● Your instructions
From the data, return each line holding the word "image".

===== Data provided

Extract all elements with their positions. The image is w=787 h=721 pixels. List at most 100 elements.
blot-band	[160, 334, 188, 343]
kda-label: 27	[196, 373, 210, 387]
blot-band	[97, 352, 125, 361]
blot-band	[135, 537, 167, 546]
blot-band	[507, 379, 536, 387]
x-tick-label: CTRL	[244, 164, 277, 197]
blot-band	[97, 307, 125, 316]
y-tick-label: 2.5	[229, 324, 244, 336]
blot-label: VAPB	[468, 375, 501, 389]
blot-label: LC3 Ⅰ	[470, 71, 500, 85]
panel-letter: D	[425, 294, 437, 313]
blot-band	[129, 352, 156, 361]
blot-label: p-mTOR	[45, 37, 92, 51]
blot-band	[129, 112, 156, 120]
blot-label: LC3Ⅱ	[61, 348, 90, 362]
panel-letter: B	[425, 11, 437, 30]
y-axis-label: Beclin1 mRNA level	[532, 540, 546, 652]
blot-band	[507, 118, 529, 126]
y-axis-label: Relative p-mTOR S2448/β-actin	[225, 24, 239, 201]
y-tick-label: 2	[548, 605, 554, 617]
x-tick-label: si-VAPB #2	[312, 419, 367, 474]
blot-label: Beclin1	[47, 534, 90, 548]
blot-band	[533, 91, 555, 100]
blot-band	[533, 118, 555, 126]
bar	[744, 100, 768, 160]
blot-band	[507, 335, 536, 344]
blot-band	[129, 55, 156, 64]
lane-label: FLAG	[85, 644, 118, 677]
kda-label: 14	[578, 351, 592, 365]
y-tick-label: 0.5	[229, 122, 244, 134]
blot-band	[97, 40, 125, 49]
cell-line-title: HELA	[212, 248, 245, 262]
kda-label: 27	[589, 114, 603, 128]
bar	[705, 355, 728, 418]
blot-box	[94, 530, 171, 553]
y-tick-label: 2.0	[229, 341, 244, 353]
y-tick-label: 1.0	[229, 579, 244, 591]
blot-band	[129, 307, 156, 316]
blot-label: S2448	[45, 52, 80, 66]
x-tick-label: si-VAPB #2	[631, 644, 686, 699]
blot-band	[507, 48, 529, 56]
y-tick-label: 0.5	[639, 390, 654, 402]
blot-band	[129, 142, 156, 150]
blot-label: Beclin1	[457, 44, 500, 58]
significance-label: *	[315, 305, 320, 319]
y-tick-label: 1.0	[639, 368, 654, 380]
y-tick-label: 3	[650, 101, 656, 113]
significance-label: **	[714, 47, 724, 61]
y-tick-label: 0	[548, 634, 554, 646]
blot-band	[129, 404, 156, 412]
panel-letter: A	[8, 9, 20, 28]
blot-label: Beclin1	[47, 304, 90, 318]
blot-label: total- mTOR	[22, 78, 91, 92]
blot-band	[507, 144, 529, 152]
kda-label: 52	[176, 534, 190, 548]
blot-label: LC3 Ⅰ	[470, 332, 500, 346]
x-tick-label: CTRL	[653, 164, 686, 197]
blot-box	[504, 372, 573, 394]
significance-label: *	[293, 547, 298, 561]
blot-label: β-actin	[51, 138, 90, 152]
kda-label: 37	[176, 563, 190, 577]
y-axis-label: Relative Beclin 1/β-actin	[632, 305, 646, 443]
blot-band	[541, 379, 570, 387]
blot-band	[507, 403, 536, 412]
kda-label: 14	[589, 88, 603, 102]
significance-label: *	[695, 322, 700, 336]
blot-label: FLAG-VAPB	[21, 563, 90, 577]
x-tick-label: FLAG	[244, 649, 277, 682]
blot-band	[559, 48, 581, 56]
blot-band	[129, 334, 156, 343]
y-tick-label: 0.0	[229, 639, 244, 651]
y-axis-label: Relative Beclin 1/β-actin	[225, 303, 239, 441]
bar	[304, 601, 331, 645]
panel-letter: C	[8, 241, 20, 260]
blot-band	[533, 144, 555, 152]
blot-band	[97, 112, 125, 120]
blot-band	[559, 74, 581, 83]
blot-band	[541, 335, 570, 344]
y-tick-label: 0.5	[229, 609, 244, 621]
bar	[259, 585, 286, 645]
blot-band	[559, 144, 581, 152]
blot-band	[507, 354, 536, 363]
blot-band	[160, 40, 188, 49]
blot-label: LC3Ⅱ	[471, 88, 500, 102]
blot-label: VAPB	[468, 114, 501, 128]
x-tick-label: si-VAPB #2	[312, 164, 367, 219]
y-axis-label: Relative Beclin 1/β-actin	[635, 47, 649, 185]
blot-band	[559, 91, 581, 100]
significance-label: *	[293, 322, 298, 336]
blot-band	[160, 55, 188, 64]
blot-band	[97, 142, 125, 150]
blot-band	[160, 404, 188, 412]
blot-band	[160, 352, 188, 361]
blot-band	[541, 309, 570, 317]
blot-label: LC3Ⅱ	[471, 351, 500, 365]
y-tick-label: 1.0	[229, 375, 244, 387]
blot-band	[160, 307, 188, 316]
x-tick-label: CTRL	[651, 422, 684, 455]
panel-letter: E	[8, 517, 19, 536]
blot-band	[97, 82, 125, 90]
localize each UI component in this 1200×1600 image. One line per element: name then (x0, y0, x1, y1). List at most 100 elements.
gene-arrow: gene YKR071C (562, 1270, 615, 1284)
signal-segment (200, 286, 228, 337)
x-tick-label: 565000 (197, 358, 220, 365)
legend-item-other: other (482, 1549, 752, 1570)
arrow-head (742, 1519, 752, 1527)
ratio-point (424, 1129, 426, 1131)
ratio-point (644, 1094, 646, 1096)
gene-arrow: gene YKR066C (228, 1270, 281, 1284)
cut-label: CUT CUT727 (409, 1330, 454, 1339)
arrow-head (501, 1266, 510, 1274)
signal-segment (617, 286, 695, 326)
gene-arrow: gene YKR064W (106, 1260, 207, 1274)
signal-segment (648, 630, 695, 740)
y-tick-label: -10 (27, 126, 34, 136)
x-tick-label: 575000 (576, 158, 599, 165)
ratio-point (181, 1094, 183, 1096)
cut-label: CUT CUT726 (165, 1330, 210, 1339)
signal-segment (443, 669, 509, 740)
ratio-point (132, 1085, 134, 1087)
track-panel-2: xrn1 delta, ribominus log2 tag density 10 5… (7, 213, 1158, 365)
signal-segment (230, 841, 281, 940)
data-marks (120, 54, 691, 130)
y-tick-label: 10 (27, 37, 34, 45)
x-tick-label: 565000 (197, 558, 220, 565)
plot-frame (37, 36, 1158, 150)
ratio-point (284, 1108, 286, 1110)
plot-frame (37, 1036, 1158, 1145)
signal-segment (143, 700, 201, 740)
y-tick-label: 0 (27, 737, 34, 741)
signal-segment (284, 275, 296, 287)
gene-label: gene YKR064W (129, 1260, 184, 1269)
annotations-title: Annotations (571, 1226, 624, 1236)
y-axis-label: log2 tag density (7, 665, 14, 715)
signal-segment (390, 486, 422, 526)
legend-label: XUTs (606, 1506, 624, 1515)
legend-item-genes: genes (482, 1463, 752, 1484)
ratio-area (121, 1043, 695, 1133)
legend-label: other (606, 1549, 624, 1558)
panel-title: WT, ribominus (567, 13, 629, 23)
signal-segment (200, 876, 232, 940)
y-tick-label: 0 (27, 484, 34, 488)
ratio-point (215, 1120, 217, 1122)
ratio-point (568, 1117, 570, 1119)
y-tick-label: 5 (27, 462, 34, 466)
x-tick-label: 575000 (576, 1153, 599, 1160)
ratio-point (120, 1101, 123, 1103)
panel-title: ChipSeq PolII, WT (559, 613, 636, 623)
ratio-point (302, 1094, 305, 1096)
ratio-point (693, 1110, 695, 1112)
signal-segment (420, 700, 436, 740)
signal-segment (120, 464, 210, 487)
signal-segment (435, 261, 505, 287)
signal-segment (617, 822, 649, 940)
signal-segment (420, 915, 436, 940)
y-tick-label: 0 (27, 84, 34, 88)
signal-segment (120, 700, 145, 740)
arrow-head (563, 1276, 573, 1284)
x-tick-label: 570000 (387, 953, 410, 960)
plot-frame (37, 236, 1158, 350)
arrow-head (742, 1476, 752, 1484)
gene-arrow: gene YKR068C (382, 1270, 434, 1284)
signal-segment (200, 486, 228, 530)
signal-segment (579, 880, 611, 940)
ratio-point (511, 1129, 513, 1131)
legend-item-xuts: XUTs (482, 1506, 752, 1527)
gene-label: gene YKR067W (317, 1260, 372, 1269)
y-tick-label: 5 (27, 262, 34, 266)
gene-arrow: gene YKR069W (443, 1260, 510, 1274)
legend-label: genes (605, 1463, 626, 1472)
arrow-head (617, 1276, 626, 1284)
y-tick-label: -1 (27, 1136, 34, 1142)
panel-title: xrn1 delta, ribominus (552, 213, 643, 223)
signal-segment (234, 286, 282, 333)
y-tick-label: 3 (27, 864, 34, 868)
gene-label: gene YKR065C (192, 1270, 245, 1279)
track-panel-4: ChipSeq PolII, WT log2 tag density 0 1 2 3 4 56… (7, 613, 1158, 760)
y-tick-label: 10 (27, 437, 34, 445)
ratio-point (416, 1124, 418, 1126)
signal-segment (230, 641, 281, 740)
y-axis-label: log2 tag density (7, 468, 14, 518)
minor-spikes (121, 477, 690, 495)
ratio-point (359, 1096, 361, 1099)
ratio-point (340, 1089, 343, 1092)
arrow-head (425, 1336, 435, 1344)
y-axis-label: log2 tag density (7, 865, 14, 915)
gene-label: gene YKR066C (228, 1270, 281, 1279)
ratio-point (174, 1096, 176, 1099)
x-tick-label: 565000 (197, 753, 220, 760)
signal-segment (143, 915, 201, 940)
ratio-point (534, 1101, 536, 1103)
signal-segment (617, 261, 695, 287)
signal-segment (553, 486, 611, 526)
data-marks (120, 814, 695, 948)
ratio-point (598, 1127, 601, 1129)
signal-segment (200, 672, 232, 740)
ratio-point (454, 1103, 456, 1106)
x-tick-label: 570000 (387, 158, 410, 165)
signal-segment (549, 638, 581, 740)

==========

● Task result
Extract all elements with their positions. The image is w=787 h=721 pixels. List at most 100 elements.
localize each UI component in this 1200×1600 image. One line per element: name then (x0, y0, x1, y1). List at most 100 elements.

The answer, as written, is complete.